* begin *

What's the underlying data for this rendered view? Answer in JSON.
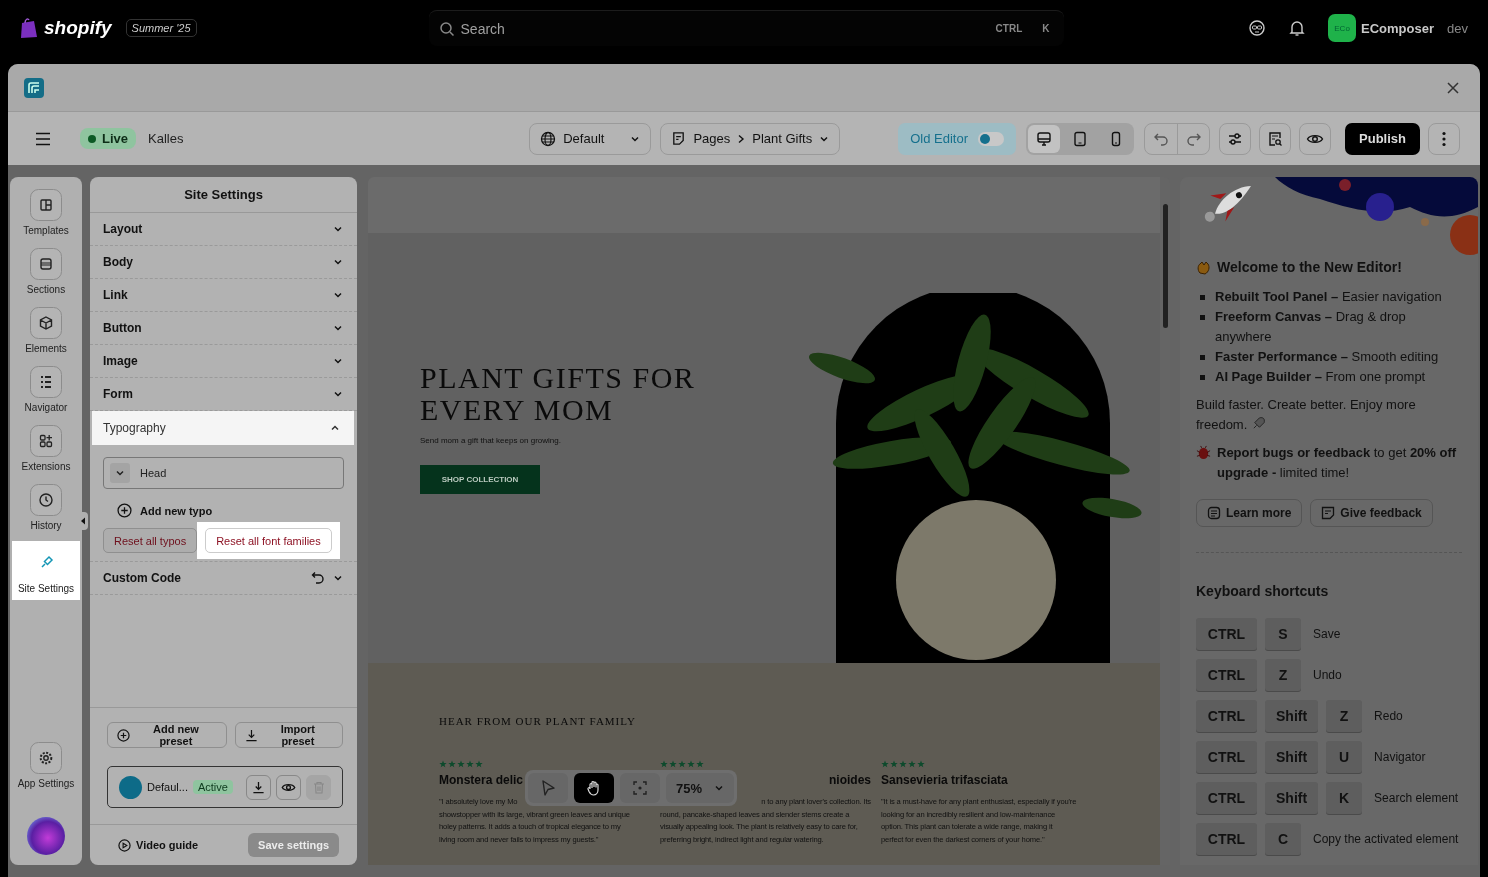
{
  "topbar": {
    "brand": "shopify",
    "edition": "Summer '25",
    "search": {
      "placeholder": "Search"
    },
    "shortcut": [
      "CTRL",
      "K"
    ],
    "store_badge": "ECo",
    "store_name": "EComposer",
    "store_role": "dev"
  },
  "editor_toolbar": {
    "status": "Live",
    "theme_name": "Kalles",
    "language": "Default",
    "page_type": "Pages",
    "page_name": "Plant Gifts",
    "old_editor": {
      "label": "Old Editor",
      "on": false
    },
    "devices": [
      {
        "kind": "desktop",
        "selected": true
      },
      {
        "kind": "tablet",
        "selected": false
      },
      {
        "kind": "mobile",
        "selected": false
      }
    ],
    "publish": "Publish"
  },
  "nav": [
    {
      "kind": "templates",
      "label": "Templates",
      "selected": false,
      "highlighted": false
    },
    {
      "kind": "sections",
      "label": "Sections",
      "selected": false,
      "highlighted": false
    },
    {
      "kind": "elements",
      "label": "Elements",
      "selected": false,
      "highlighted": false
    },
    {
      "kind": "navigator",
      "label": "Navigator",
      "selected": false,
      "highlighted": false
    },
    {
      "kind": "extensions",
      "label": "Extensions",
      "selected": false,
      "highlighted": false
    },
    {
      "kind": "history",
      "label": "History",
      "selected": false,
      "highlighted": false
    },
    {
      "kind": "site_settings",
      "label": "Site Settings",
      "selected": true,
      "highlighted": true
    }
  ],
  "app_settings": "App Settings",
  "site_settings": {
    "title": "Site Settings",
    "sections": [
      {
        "label": "Layout",
        "expanded": false,
        "highlighted": false,
        "has_reset": false
      },
      {
        "label": "Body",
        "expanded": false,
        "highlighted": false,
        "has_reset": false
      },
      {
        "label": "Link",
        "expanded": false,
        "highlighted": false,
        "has_reset": false
      },
      {
        "label": "Button",
        "expanded": false,
        "highlighted": false,
        "has_reset": false
      },
      {
        "label": "Image",
        "expanded": false,
        "highlighted": false,
        "has_reset": false
      },
      {
        "label": "Form",
        "expanded": false,
        "highlighted": false,
        "has_reset": false
      },
      {
        "label": "Typography",
        "expanded": true,
        "highlighted": true,
        "has_reset": false
      },
      {
        "label": "Custom Code",
        "expanded": false,
        "highlighted": false,
        "has_reset": true
      }
    ],
    "typography": {
      "groups": [
        {
          "label": "Head",
          "expanded": false
        }
      ],
      "add": "Add new typo",
      "reset_typos": {
        "label": "Reset all typos",
        "highlighted": false
      },
      "reset_fonts": {
        "label": "Reset all font families",
        "highlighted": true
      }
    },
    "presets": {
      "add": "Add new preset",
      "import": "Import preset",
      "items": [
        {
          "name": "Defaul...",
          "color": "#0d6b88",
          "status": "Active"
        }
      ]
    },
    "footer": {
      "video": "Video guide",
      "save": {
        "label": "Save settings",
        "disabled": true
      }
    }
  },
  "canvas": {
    "hero": {
      "title_lines": [
        "PLANT GIFTS FOR",
        "EVERY MOM"
      ],
      "subtitle": "Send mom a gift that keeps on growing.",
      "button": "SHOP COLLECTION"
    },
    "testimonials": {
      "heading": "HEAR FROM OUR PLANT FAMILY",
      "items": [
        {
          "stars": 5,
          "title": "Monstera delic",
          "lines": [
            "\"I absolutely love my Mo",
            "showstopper with its large, vibrant green leaves and unique",
            "holey patterns. It adds a touch of tropical elegance to my",
            "living room and never fails to impress my guests.\""
          ]
        },
        {
          "stars": 5,
          "title": "nioides",
          "lines": [
            "n to any plant lover's collection. Its",
            "round, pancake-shaped leaves and slender stems create a",
            "visually appealing look. The plant is relatively easy to care for,",
            "preferring bright, indirect light and regular watering."
          ]
        },
        {
          "stars": 5,
          "title": "Sansevieria trifasciata",
          "lines": [
            "\"It is a must-have for any plant enthusiast, especially if you're",
            "looking for an incredibly resilient and low-maintenance",
            "option. This plant can tolerate a wide range, making it",
            "perfect for even the darkest corners of your home.\""
          ]
        }
      ]
    },
    "floating_tools": {
      "tools": [
        {
          "kind": "select",
          "selected": false
        },
        {
          "kind": "hand",
          "selected": true
        },
        {
          "kind": "focus",
          "selected": false
        }
      ],
      "zoom": "75%"
    }
  },
  "welcome": {
    "title": "Welcome to the New Editor!",
    "features": [
      "**Rebuilt Tool Panel –** Easier navigation",
      "**Freeform Canvas –** Drag & drop anywhere",
      "**Faster Performance –** Smooth editing",
      "**AI Page Builder –** From one prompt"
    ],
    "tagline": "Build faster. Create better. Enjoy more freedom.",
    "promo": "**Report bugs or feedback** to get **20% off upgrade -** limited time!",
    "buttons": [
      {
        "kind": "learn",
        "label": "Learn more"
      },
      {
        "kind": "feedback",
        "label": "Give feedback"
      }
    ],
    "shortcuts_title": "Keyboard shortcuts",
    "shortcuts": [
      {
        "keys": [
          "CTRL",
          "S"
        ],
        "label": "Save"
      },
      {
        "keys": [
          "CTRL",
          "Z"
        ],
        "label": "Undo"
      },
      {
        "keys": [
          "CTRL",
          "Shift",
          "Z"
        ],
        "label": "Redo"
      },
      {
        "keys": [
          "CTRL",
          "Shift",
          "U"
        ],
        "label": "Navigator"
      },
      {
        "keys": [
          "CTRL",
          "Shift",
          "K"
        ],
        "label": "Search element"
      },
      {
        "keys": [
          "CTRL",
          "C"
        ],
        "label": "Copy the activated element"
      }
    ]
  }
}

* end *

> **Task objective**
Extract every line of the records above that contains the word "true".

> **Expected answer**
        "selected": true
      "selected": true,
      "highlighted": true
        "expanded": true,
        "highlighted": true,
        "has_reset": true
        "highlighted": true
        "disabled": true
          "selected": true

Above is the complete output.